**Your instructions**
Among the entries below, find the lines with "nBLS" and copy them.

**The records**
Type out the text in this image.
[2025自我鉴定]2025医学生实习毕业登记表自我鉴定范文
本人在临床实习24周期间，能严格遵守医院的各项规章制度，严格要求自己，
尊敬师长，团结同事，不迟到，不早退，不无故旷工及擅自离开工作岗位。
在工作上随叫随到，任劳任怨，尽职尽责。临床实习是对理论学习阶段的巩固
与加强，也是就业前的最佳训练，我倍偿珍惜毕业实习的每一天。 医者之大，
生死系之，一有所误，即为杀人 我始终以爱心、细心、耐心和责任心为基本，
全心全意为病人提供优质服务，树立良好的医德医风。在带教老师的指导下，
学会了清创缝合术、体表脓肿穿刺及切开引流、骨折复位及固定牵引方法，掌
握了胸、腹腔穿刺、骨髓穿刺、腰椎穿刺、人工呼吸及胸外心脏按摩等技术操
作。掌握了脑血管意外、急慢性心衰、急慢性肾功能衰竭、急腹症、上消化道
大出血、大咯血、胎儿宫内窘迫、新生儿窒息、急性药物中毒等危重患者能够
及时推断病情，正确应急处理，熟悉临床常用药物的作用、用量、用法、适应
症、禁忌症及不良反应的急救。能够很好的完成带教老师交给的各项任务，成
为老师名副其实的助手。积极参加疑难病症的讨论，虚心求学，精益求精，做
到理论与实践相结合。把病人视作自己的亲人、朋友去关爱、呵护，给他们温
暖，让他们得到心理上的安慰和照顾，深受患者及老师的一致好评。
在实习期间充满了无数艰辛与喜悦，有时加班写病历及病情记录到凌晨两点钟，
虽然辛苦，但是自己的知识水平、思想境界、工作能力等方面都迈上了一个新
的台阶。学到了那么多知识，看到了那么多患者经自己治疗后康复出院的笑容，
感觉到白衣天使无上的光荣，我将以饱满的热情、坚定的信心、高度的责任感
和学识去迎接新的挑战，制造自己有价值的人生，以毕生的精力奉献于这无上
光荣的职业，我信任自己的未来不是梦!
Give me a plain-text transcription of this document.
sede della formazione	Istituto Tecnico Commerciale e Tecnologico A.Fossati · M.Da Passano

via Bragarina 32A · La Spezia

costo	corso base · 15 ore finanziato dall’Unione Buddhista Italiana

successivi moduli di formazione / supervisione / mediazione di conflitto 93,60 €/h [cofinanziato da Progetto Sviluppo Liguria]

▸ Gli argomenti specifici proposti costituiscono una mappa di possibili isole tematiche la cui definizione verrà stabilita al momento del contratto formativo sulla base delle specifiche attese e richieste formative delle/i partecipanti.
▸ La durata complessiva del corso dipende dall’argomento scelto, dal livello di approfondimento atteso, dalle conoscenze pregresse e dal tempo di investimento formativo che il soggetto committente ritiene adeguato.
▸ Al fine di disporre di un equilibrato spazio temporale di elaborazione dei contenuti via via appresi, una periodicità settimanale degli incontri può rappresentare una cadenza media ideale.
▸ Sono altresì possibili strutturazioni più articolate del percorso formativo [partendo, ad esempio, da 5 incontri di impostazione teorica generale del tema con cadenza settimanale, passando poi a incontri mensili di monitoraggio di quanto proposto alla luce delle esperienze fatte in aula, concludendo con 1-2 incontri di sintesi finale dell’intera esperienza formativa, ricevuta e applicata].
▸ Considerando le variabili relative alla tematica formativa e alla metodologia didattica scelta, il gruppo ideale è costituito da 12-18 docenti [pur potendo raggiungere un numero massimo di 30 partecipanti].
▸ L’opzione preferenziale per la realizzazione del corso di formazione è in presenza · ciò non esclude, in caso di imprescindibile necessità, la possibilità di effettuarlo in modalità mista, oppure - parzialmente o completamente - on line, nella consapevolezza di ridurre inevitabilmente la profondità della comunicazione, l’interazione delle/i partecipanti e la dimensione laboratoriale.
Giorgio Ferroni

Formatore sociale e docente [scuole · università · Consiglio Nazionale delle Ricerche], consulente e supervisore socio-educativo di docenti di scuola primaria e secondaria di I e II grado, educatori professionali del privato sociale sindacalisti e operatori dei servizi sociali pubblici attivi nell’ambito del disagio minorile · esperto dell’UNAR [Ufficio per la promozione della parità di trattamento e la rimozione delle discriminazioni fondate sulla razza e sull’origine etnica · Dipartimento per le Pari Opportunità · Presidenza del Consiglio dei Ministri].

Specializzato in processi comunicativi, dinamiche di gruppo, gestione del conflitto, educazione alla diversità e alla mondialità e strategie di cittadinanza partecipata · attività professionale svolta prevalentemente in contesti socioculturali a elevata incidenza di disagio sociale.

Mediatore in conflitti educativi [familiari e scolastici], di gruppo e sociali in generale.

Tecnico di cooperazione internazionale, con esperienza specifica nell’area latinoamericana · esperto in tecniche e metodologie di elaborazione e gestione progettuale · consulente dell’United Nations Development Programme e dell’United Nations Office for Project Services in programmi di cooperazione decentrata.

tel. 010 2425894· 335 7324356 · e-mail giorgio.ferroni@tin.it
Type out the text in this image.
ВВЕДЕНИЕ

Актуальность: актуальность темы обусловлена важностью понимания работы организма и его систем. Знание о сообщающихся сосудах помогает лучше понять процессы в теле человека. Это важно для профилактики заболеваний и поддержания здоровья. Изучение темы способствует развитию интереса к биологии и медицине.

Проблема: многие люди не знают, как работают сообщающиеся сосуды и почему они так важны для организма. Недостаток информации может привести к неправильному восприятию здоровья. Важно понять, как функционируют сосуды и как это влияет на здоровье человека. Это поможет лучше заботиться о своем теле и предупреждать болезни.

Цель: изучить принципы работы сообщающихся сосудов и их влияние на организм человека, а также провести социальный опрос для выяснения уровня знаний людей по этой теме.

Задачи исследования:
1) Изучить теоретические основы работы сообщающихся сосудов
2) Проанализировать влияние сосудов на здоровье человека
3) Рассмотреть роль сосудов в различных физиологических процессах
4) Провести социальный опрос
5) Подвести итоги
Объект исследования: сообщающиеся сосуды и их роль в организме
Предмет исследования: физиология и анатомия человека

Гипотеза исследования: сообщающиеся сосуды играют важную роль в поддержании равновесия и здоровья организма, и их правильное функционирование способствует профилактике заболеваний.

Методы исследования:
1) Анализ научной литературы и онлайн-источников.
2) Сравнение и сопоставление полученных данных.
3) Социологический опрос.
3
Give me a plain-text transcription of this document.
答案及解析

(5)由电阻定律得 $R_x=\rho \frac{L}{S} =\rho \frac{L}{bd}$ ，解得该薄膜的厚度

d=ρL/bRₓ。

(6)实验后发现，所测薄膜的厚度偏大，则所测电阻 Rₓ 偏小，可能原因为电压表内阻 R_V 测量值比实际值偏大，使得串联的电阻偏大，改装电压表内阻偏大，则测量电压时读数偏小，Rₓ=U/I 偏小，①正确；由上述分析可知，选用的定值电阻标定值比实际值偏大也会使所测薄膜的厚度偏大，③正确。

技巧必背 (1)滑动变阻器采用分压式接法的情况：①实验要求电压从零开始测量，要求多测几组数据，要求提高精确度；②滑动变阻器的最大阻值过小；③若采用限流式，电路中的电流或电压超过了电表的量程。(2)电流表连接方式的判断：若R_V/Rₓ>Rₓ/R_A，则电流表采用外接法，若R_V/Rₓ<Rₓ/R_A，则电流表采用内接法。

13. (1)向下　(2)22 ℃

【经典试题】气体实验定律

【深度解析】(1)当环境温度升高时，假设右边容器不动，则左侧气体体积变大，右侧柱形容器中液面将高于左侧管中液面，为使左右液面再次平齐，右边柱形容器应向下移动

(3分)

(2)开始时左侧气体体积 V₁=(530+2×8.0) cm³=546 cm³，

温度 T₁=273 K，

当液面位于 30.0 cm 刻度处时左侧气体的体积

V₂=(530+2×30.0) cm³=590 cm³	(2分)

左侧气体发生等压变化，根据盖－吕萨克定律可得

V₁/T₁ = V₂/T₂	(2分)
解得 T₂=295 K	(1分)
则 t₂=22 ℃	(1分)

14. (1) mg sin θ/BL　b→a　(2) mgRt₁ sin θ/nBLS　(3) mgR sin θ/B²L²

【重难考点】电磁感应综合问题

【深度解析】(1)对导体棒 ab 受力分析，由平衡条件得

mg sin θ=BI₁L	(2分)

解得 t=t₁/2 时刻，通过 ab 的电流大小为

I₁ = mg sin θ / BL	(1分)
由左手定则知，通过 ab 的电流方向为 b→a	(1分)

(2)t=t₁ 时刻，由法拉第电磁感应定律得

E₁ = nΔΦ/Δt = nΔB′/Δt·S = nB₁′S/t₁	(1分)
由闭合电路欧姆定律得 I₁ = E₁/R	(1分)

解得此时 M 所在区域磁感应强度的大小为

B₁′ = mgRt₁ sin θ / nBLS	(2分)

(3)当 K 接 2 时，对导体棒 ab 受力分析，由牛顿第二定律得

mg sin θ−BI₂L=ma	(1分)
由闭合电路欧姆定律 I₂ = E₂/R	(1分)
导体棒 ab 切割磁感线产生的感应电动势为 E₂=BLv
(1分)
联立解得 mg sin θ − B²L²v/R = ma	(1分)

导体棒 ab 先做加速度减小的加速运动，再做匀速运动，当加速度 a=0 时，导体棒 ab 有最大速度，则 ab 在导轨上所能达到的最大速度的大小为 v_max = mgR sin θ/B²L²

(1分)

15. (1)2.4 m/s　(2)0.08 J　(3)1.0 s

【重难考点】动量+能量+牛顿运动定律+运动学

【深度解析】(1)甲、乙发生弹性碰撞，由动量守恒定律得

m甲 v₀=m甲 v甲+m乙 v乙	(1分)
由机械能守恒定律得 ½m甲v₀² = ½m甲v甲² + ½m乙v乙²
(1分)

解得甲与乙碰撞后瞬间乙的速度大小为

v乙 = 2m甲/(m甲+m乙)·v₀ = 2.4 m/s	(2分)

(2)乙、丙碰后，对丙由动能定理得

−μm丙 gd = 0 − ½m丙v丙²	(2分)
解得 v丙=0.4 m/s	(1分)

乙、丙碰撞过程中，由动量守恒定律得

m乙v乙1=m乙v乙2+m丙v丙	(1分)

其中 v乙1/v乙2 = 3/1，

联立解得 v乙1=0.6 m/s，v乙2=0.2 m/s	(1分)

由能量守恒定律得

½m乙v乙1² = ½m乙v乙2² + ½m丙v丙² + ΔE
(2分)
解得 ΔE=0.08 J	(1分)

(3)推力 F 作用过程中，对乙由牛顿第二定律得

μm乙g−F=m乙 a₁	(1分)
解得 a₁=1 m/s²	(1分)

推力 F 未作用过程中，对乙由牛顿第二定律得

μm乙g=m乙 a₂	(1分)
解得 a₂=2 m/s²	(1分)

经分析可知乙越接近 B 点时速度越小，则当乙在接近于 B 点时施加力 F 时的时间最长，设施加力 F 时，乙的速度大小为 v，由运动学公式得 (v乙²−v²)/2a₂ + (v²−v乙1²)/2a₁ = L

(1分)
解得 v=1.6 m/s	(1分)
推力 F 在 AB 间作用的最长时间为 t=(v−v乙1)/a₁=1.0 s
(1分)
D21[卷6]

**Reply**
14. (1) mg sin θ/BL　b→a　(2) mgRt₁ sin θ/nBLS　(3) mgR sin θ/B²L²
B₁′ = mgRt₁ sin θ / nBLS	(2分)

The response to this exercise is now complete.